START

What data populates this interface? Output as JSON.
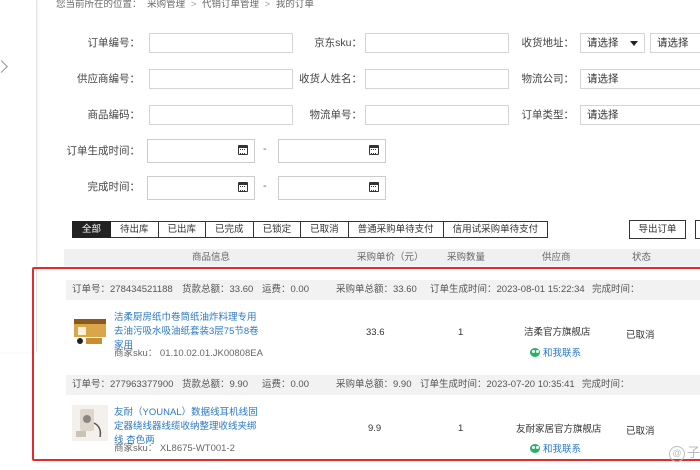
{
  "breadcrumb": {
    "prefix": "您当前所在的位置：",
    "items": [
      "采购管理",
      "代销订单管理",
      "我的订单"
    ]
  },
  "filters": {
    "order_no_label": "订单编号：",
    "jd_sku_label": "京东sku：",
    "address_label": "收货地址：",
    "address_select1": "请选择",
    "address_select2": "请选择",
    "supplier_no_label": "供应商编号：",
    "receiver_label": "收货人姓名：",
    "logistics_company_label": "物流公司：",
    "logistics_company_select": "请选择",
    "goods_code_label": "商品编码：",
    "logistics_no_label": "物流单号：",
    "order_type_label": "订单类型：",
    "order_type_select": "请选择",
    "created_time_label": "订单生成时间：",
    "completed_time_label": "完成时间：",
    "date_sep": "-"
  },
  "tabs": [
    "全部",
    "待出库",
    "已出库",
    "已完成",
    "已锁定",
    "已取消",
    "普通采购单待支付",
    "信用试采购单待支付"
  ],
  "export_label": "导出订单",
  "table_headers": [
    "商品信息",
    "采购单价（元）",
    "采购数量",
    "供应商",
    "状态"
  ],
  "orders": [
    {
      "order_no": "订单号：278434521188",
      "goods_total": "货款总额：33.60",
      "freight": "运费：0.00",
      "purchase_total": "采购单总额：33.60",
      "created": "订单生成时间：2023-08-01 15:22:34",
      "completed": "完成时间：",
      "title": "洁柔厨房纸巾卷筒纸油炸料理专用去油污吸水吸油纸套装3层75节8卷家用",
      "sku": "商家sku：  01.10.02.01.JK00808EA",
      "price": "33.6",
      "qty": "1",
      "supplier": "洁柔官方旗舰店",
      "contact": "和我联系",
      "status": "已取消"
    },
    {
      "order_no": "订单号：277963377900",
      "goods_total": "货款总额：9.90",
      "freight": "运费：0.00",
      "purchase_total": "采购单总额：9.90",
      "created": "订单生成时间：2023-07-20 10:35:41",
      "completed": "完成时间：",
      "title": "友耐（YOUNAL）数据线耳机线固定器绕线器线缆收纳整理收线夹绑线 杏色两",
      "sku": "商家sku：  XL8675-WT001-2",
      "price": "9.9",
      "qty": "1",
      "supplier": "友耐家居官方旗舰店",
      "contact": "和我联系",
      "status": "已取消"
    }
  ],
  "watermark": "子",
  "colors": {
    "highlight": "#e42a2a",
    "link": "#2a78c8",
    "contact": "#25b36a"
  }
}
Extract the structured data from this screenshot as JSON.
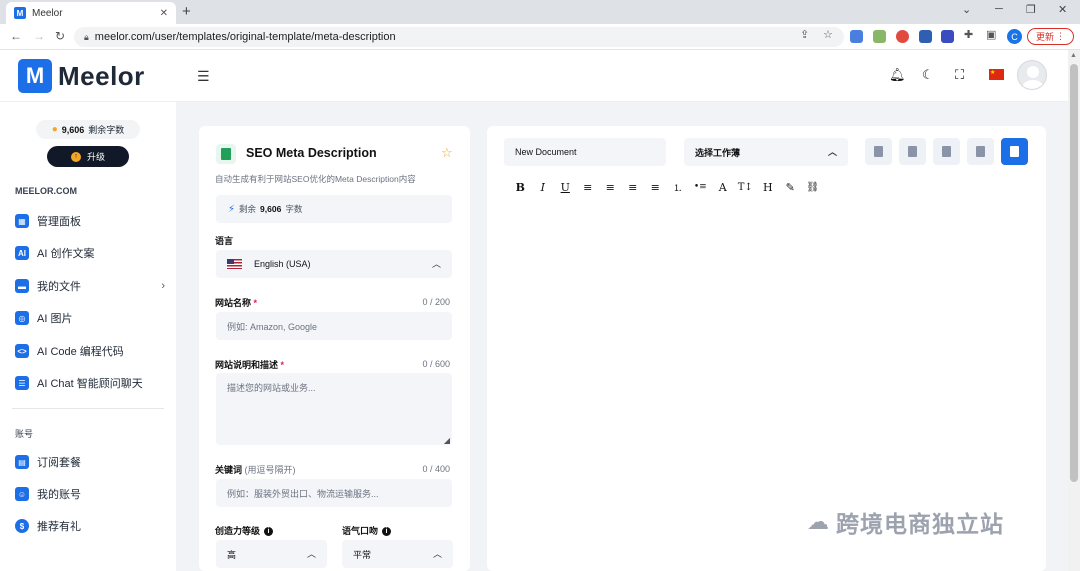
{
  "browser": {
    "tab_title": "Meelor",
    "tab_favicon": "M",
    "tab_close": "✕",
    "new_tab": "+",
    "window_controls": [
      "⌄",
      "─",
      "❐",
      "✕"
    ],
    "url": "meelor.com/user/templates/original-template/meta-description",
    "update_label": "更新",
    "profile_initial": "C"
  },
  "header": {
    "brand": "Meelor",
    "logo_letter": "M"
  },
  "sidebar": {
    "credits_value": "9,606",
    "credits_label": "剩余字数",
    "upgrade_label": "升级",
    "section_main": "MEELOR.COM",
    "items": [
      {
        "label": "管理面板",
        "icon": "dashboard-icon"
      },
      {
        "label": "AI 创作文案",
        "icon": "ai-write-icon"
      },
      {
        "label": "我的文件",
        "icon": "folder-icon"
      },
      {
        "label": "AI 图片",
        "icon": "image-icon"
      },
      {
        "label": "AI Code 编程代码",
        "icon": "code-icon"
      },
      {
        "label": "AI Chat 智能顾问聊天",
        "icon": "chat-icon"
      }
    ],
    "section_account": "账号",
    "account_items": [
      {
        "label": "订阅套餐",
        "icon": "subscription-icon"
      },
      {
        "label": "我的账号",
        "icon": "account-icon"
      },
      {
        "label": "推荐有礼",
        "icon": "referral-icon"
      }
    ]
  },
  "form": {
    "title": "SEO Meta Description",
    "description": "自动生成有利于网站SEO优化的Meta Description内容",
    "remaining_prefix": "剩余",
    "remaining_value": "9,606",
    "remaining_suffix": "字数",
    "language_label": "语言",
    "language_value": "English (USA)",
    "site_name_label": "网站名称",
    "site_name_count": "0 / 200",
    "site_name_placeholder": "例如:  Amazon, Google",
    "site_desc_label": "网站说明和描述",
    "site_desc_count": "0 / 600",
    "site_desc_placeholder": "描述您的网站或业务...",
    "keywords_label": "关键词",
    "keywords_sub": "(用逗号隔开)",
    "keywords_count": "0 / 400",
    "keywords_placeholder": "例如：服装外贸出口、物流运输服务...",
    "creativity_label": "创造力等级",
    "creativity_value": "高",
    "tone_label": "语气口吻",
    "tone_value": "平常"
  },
  "editor": {
    "document_name": "New Document",
    "workbook_label": "选择工作薄",
    "format_buttons": [
      "B",
      "I",
      "U",
      "≡",
      "≡",
      "≡",
      "≡",
      "⒈",
      "•≡",
      "A",
      "T↕",
      "H",
      "✎",
      "⛓"
    ]
  },
  "watermark": "跨境电商独立站"
}
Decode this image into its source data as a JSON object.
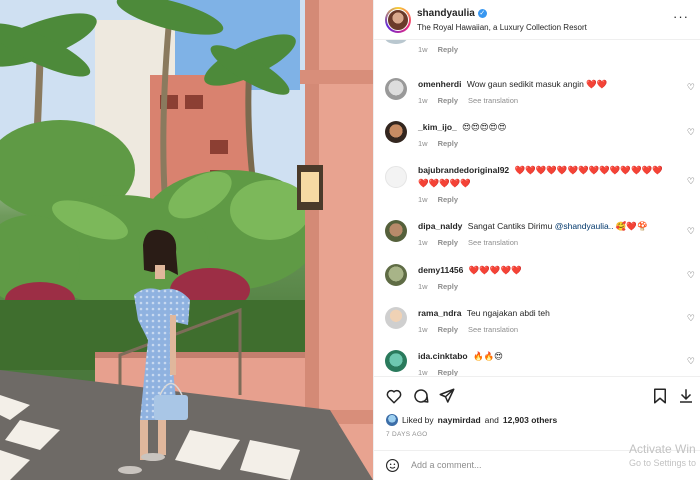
{
  "post": {
    "username": "shandyaulia",
    "location": "The Royal Hawaiian, a Luxury Collection Resort",
    "more_icon": "more-horizontal-icon"
  },
  "comments": [
    {
      "username": "",
      "text": "",
      "time": "1w",
      "reply": "Reply",
      "translate": ""
    },
    {
      "username": "omenherdi",
      "text": "Wow gaun sedikit masuk angin ❤️❤️",
      "time": "1w",
      "reply": "Reply",
      "translate": "See translation"
    },
    {
      "username": "_kim_ijo_",
      "text": "😍😍😍😍😍",
      "time": "1w",
      "reply": "Reply",
      "translate": ""
    },
    {
      "username": "bajubrandedoriginal92",
      "text": "❤️❤️❤️❤️❤️❤️❤️❤️❤️❤️❤️❤️❤️❤️❤️❤️❤️❤️❤️",
      "time": "1w",
      "reply": "Reply",
      "translate": ""
    },
    {
      "username": "dipa_naldy",
      "text": "Sangat Cantiks Dirimu",
      "mention": "@shandyaulia..",
      "extra": "🥰❤️🍄",
      "time": "1w",
      "reply": "Reply",
      "translate": "See translation"
    },
    {
      "username": "demy11456",
      "text": "❤️❤️❤️❤️❤️",
      "time": "1w",
      "reply": "Reply",
      "translate": ""
    },
    {
      "username": "rama_ndra",
      "text": "Teu ngajakan abdi teh",
      "time": "1w",
      "reply": "Reply",
      "translate": "See translation"
    },
    {
      "username": "ida.cinktabo",
      "text": "🔥🔥😍",
      "time": "1w",
      "reply": "Reply",
      "translate": ""
    }
  ],
  "likes": {
    "prefix": "Liked by",
    "user": "naymirdad",
    "joiner": "and",
    "count": "12,903 others"
  },
  "date": "7 DAYS AGO",
  "add_comment_placeholder": "Add a comment...",
  "watermark": {
    "line1": "Activate Win",
    "line2": "Go to Settings to"
  },
  "icons": [
    "heart-icon",
    "comment-icon",
    "share-icon",
    "bookmark-icon",
    "download-icon",
    "emoji-icon"
  ]
}
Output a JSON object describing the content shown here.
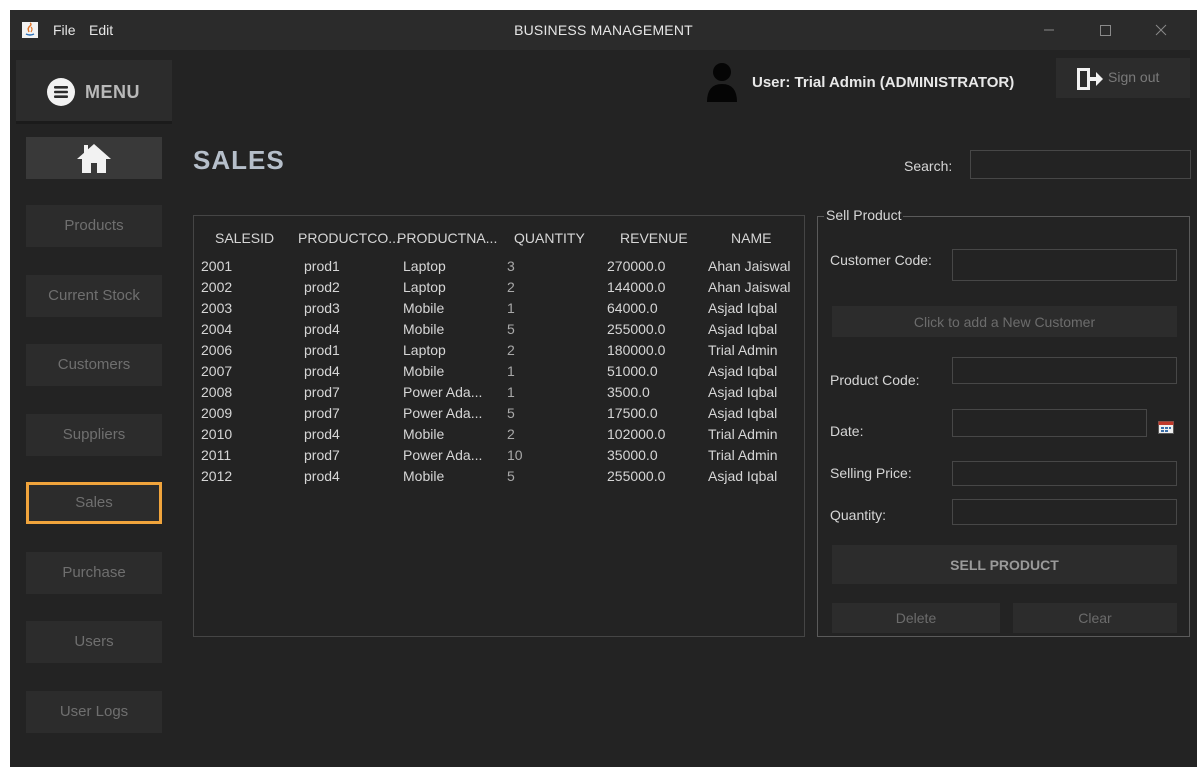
{
  "window": {
    "title": "BUSINESS MANAGEMENT",
    "menu": [
      "File",
      "Edit"
    ]
  },
  "sidebar": {
    "menu_label": "MENU",
    "items": [
      {
        "label": "Products",
        "active": false
      },
      {
        "label": "Current Stock",
        "active": false
      },
      {
        "label": "Customers",
        "active": false
      },
      {
        "label": "Suppliers",
        "active": false
      },
      {
        "label": "Sales",
        "active": true
      },
      {
        "label": "Purchase",
        "active": false
      },
      {
        "label": "Users",
        "active": false
      },
      {
        "label": "User Logs",
        "active": false
      }
    ]
  },
  "header": {
    "user_label": "User: Trial Admin (ADMINISTRATOR)",
    "signout_label": "Sign out"
  },
  "page": {
    "title": "SALES",
    "search_label": "Search:",
    "search_value": ""
  },
  "table": {
    "columns": [
      "SALESID",
      "PRODUCTCO...",
      "PRODUCTNA...",
      "QUANTITY",
      "REVENUE",
      "NAME"
    ],
    "rows": [
      [
        "2001",
        "prod1",
        "Laptop",
        "3",
        "270000.0",
        "Ahan Jaiswal"
      ],
      [
        "2002",
        "prod2",
        "Laptop",
        "2",
        "144000.0",
        "Ahan Jaiswal"
      ],
      [
        "2003",
        "prod3",
        "Mobile",
        "1",
        "64000.0",
        "Asjad Iqbal"
      ],
      [
        "2004",
        "prod4",
        "Mobile",
        "5",
        "255000.0",
        "Asjad Iqbal"
      ],
      [
        "2006",
        "prod1",
        "Laptop",
        "2",
        "180000.0",
        "Trial Admin"
      ],
      [
        "2007",
        "prod4",
        "Mobile",
        "1",
        "51000.0",
        "Asjad Iqbal"
      ],
      [
        "2008",
        "prod7",
        "Power Ada...",
        "1",
        "3500.0",
        "Asjad Iqbal"
      ],
      [
        "2009",
        "prod7",
        "Power Ada...",
        "5",
        "17500.0",
        "Asjad Iqbal"
      ],
      [
        "2010",
        "prod4",
        "Mobile",
        "2",
        "102000.0",
        "Trial Admin"
      ],
      [
        "2011",
        "prod7",
        "Power Ada...",
        "10",
        "35000.0",
        "Trial Admin"
      ],
      [
        "2012",
        "prod4",
        "Mobile",
        "5",
        "255000.0",
        "Asjad Iqbal"
      ]
    ]
  },
  "sell_panel": {
    "title": "Sell Product",
    "customer_code_label": "Customer Code:",
    "customer_code_value": "",
    "add_customer_label": "Click to add a New Customer",
    "product_code_label": "Product Code:",
    "product_code_value": "",
    "date_label": "Date:",
    "date_value": "",
    "selling_price_label": "Selling Price:",
    "selling_price_value": "",
    "quantity_label": "Quantity:",
    "quantity_value": "",
    "sell_button_label": "SELL PRODUCT",
    "delete_label": "Delete",
    "clear_label": "Clear"
  },
  "colors": {
    "background": "#232323",
    "title_bar": "#2b2b2b",
    "button": "#2c2c2c",
    "active_border": "#f0a43c",
    "page_title": "#b6bfca"
  }
}
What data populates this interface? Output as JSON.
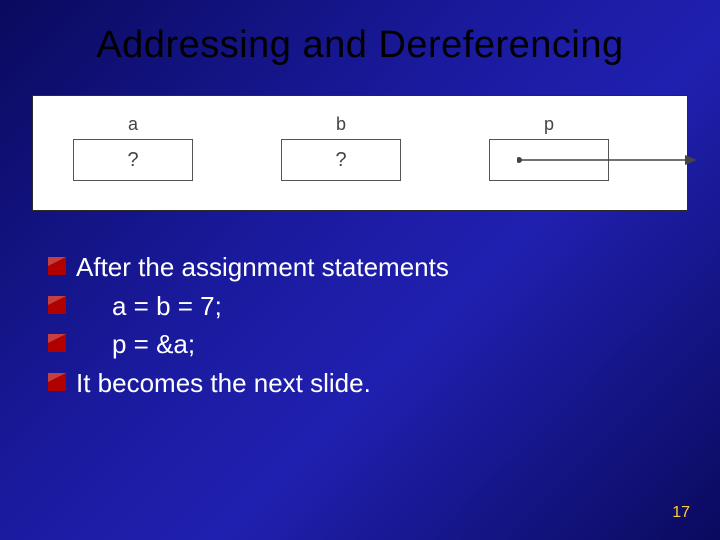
{
  "slide": {
    "title": "Addressing and Dereferencing",
    "page_number": "17"
  },
  "diagram": {
    "a": {
      "label": "a",
      "value": "?"
    },
    "b": {
      "label": "b",
      "value": "?"
    },
    "p": {
      "label": "p",
      "value": ""
    }
  },
  "bullets": {
    "line1": "After the assignment statements",
    "line2": "a  =  b  =  7;",
    "line3": "p  =  &a;",
    "line4": "It becomes the next slide."
  }
}
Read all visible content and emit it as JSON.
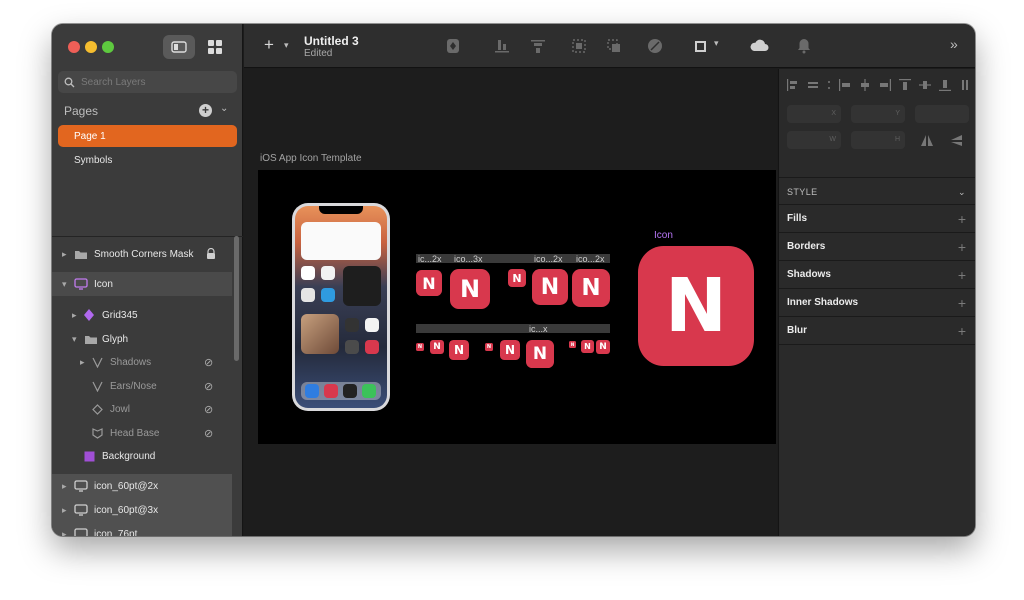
{
  "toolbar": {
    "doc_title": "Untitled 3",
    "doc_status": "Edited"
  },
  "sidebar": {
    "search_placeholder": "Search Layers",
    "pages_label": "Pages",
    "pages": [
      {
        "label": "Page 1",
        "active": true
      },
      {
        "label": "Symbols",
        "active": false
      }
    ],
    "layers": [
      {
        "label": "Smooth Corners Mask"
      },
      {
        "label": "Icon"
      },
      {
        "label": "Grid345"
      },
      {
        "label": "Glyph"
      },
      {
        "label": "Shadows"
      },
      {
        "label": "Ears/Nose"
      },
      {
        "label": "Jowl"
      },
      {
        "label": "Head Base"
      },
      {
        "label": "Background"
      },
      {
        "label": "icon_60pt@2x"
      },
      {
        "label": "icon_60pt@3x"
      },
      {
        "label": "icon_76pt"
      }
    ]
  },
  "canvas": {
    "artboard_label": "iOS App Icon Template",
    "icon_label": "Icon",
    "glyph_letter": "N",
    "small_labels": [
      "ic...2x",
      "ico...3x",
      "ico...2x",
      "ico...2x",
      "ic...x"
    ],
    "brand_color": "#d8384d"
  },
  "inspector": {
    "style_label": "STYLE",
    "sections": [
      "Fills",
      "Borders",
      "Shadows",
      "Inner Shadows",
      "Blur"
    ],
    "field_labels": [
      "X",
      "Y",
      "W",
      "H"
    ]
  }
}
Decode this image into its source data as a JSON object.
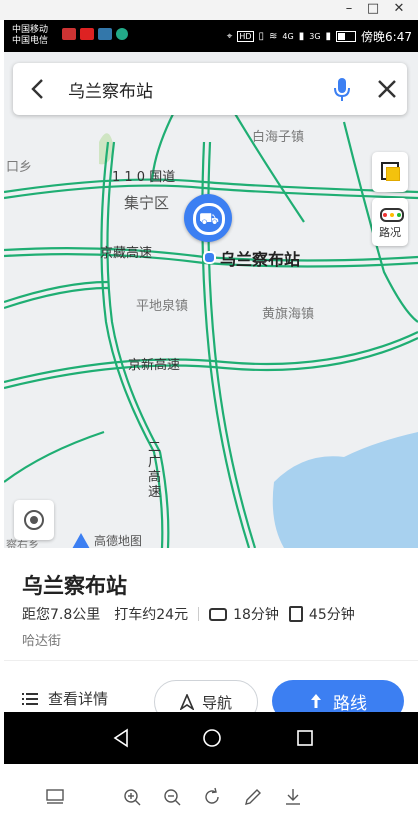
{
  "window_controls": {
    "minimize": "–",
    "maximize": "□",
    "close": "✕"
  },
  "status_bar": {
    "carrier1": "中国移动",
    "carrier2": "中国电信",
    "network": "4G",
    "network2": "3G",
    "time": "傍晚6:47"
  },
  "search": {
    "query": "乌兰察布站"
  },
  "map": {
    "labels": {
      "road_110": "1 1 0 国道",
      "jining": "集宁区",
      "jingzang": "京藏高速",
      "station": "乌兰察布站",
      "pingdiquan": "平地泉镇",
      "huangqihai": "黄旗海镇",
      "jingxin": "京新高速",
      "erguang": "二广高速",
      "baihaizi": "白海子镇",
      "xiang": "口乡",
      "bottom_left": "察右乡"
    },
    "traffic_label": "路况",
    "brand": "高德地图"
  },
  "poi": {
    "title": "乌兰察布站",
    "distance": "距您7.8公里",
    "taxi": "打车约24元",
    "drive_time": "18分钟",
    "bus_time": "45分钟",
    "address": "哈达街"
  },
  "actions": {
    "details": "查看详情",
    "navigate": "导航",
    "route": "路线"
  },
  "colors": {
    "accent": "#3c7ff2",
    "road": "#1fae73",
    "water": "#a8d1ef"
  }
}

END

## Work instructions:
Which lines hold the word "slide"? Copy all of them.

## Finished answer:
  "slide": {
    "line4": "It becomes the next slide."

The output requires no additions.